Funny story of the day

Started by icerat4, March 22, 2007, 10:32:04 AM

Previous topic - Next topic

0 Members and 6 Guests are viewing this topic.

squirtthecat


classicrockgriller

Yeah but he also had inside info.


Mr Walleye

AFTER BEING MARRIED FOR 44 YEARS, I TOOK A CAREFUL LOOK AT MY WIFE ONE DAY AND SAID, 'HONEY, 44 YEARS AGO WE HAD A CHEAP APARTMENT, A CHEAP CAR, SLEPT ON A SOFA BED AND WATCHED A 10-INCH BLACK AND WHITE TV, BUT I GOT TO SLEEP EVERY NIGHT WITH A HOT 25-YEAR-OLD GAL.

NOW I HAVE A $500,000.00 HOME, A $45,000.00 CAR, NICE BIG BED AND PLASMA SCREEN TV, BUT I'M SLEEPING WITH A 65-YEAR-OLD WOMAN. IT SEEMS TO ME THAT YOU'RE NOT HOLDING UP YOUR SIDE OF THINGS.'

MY WIFE IS A VERY REASONABLE WOMAN. SHE TOLD ME TO GO OUT AND FIND A HOT 25-YEAR-OLD GAL AND SHE WOULD MAKE SURE THAT I WOULD ONCE AGAIN BE LIVING IN A CHEAP APARTMENT, DRIVING A CHEAP CAR, SLEEPING ON A SOFA BED AND WATCHING A 10-INCH BLACK AND WHITE TV.

> Dataset rows:
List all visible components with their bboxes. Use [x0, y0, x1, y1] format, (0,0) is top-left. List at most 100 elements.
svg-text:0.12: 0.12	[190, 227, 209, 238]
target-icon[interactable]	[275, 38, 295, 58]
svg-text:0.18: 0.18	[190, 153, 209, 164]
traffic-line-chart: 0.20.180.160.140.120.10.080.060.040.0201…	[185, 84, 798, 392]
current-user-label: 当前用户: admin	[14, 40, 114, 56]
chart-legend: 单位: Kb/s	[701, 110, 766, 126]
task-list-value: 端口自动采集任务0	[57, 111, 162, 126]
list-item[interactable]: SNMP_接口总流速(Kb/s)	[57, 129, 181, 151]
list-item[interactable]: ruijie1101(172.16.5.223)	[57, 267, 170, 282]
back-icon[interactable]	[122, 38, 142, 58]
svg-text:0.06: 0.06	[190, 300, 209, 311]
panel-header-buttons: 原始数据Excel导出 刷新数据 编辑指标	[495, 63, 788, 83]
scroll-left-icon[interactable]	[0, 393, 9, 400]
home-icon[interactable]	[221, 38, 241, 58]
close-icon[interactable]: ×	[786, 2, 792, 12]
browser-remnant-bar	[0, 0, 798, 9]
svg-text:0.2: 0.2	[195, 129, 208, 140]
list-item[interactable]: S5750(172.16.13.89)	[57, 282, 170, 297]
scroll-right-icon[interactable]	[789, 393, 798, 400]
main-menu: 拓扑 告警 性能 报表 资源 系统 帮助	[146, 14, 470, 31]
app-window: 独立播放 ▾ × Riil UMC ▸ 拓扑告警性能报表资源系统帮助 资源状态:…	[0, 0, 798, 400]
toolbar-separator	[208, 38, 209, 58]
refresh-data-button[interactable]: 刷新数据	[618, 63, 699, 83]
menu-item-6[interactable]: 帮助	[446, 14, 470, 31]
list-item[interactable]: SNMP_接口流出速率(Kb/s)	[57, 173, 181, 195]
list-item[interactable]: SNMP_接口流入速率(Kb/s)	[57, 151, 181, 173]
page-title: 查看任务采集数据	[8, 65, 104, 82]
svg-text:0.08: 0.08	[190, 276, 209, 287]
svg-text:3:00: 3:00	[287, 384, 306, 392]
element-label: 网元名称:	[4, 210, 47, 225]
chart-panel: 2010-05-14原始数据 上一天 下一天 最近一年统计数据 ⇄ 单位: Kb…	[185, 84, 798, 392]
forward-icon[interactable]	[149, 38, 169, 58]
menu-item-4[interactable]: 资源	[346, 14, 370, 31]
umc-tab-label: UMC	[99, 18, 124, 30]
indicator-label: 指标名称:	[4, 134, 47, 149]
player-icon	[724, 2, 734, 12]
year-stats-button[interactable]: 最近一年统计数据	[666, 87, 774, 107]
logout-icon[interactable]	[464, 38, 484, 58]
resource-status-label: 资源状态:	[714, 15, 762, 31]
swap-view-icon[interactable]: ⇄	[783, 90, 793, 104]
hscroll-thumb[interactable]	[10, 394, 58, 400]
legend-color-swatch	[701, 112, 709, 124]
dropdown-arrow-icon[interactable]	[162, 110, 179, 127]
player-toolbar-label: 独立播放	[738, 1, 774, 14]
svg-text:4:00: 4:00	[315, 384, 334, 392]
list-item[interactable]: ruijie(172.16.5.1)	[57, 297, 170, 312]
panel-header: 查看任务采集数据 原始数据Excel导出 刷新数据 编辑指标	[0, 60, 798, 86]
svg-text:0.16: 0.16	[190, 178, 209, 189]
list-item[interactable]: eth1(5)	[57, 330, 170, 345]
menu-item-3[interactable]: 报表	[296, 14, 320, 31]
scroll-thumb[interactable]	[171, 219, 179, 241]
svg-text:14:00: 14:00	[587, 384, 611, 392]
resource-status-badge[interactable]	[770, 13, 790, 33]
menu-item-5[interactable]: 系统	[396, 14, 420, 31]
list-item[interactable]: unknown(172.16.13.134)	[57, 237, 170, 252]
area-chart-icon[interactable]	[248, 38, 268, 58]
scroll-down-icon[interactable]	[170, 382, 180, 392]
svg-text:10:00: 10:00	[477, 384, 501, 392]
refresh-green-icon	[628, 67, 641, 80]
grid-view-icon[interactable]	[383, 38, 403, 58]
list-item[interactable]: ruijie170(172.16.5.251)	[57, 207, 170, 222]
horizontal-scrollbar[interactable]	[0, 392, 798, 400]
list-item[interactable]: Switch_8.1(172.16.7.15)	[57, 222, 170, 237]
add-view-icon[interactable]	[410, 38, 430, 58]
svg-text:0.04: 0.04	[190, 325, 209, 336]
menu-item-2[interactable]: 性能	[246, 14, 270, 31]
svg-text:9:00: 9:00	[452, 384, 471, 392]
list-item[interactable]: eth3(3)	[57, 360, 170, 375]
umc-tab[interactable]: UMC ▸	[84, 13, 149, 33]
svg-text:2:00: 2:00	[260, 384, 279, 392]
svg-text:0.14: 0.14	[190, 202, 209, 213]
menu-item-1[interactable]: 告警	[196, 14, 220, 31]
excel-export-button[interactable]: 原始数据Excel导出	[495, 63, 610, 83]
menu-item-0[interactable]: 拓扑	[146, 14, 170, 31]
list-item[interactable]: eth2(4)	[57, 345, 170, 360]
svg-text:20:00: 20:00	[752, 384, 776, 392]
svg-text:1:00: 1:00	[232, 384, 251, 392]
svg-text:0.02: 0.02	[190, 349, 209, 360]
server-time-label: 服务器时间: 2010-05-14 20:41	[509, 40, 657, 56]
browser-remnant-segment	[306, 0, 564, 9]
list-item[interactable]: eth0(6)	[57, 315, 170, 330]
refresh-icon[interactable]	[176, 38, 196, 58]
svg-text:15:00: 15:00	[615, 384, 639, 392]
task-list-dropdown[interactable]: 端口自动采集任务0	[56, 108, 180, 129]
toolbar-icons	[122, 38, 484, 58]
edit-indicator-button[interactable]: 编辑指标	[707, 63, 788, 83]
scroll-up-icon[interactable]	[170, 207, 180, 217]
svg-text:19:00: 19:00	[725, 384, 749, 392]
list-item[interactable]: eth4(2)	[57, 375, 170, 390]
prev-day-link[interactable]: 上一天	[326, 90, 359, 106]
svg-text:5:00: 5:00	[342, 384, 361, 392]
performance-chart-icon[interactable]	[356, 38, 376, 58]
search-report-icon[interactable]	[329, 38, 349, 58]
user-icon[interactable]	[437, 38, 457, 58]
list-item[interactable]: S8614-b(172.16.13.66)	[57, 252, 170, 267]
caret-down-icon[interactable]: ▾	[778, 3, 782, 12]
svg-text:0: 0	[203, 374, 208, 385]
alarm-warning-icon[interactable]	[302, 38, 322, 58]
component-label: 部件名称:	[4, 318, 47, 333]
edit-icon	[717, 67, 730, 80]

> COMPLETE THE FOLLOWING:
A. Reproduce the passage of the forum thread between "classicrockgriller" and "HOT 25-YEAR-OLD GAL.", inclusive.
B. Answer these questions from the forum thread:
(i) Who started the thread, and on what date?
(ii) How many members and how many guests are viewing the topic?
(iii) How many years of marriage does the joke posted by Mr Walleye mention?

> ANSWERS TO EACH TASK:
A.
classicrockgriller

Yeah but he also had inside info.


Mr Walleye

AFTER BEING MARRIED FOR 44 YEARS, I TOOK A CAREFUL LOOK AT MY WIFE ONE DAY AND SAID, 'HONEY, 44 YEARS AGO WE HAD A CHEAP APARTMENT, A CHEAP CAR, SLEPT ON A SOFA BED AND WATCHED A 10-INCH BLACK AND WHITE TV, BUT I GOT TO SLEEP EVERY NIGHT WITH A HOT 25-YEAR-OLD GAL.

B.
(i) icerat4, on March 22, 2007
(ii) 0 members and 6 guests
(iii) 44 years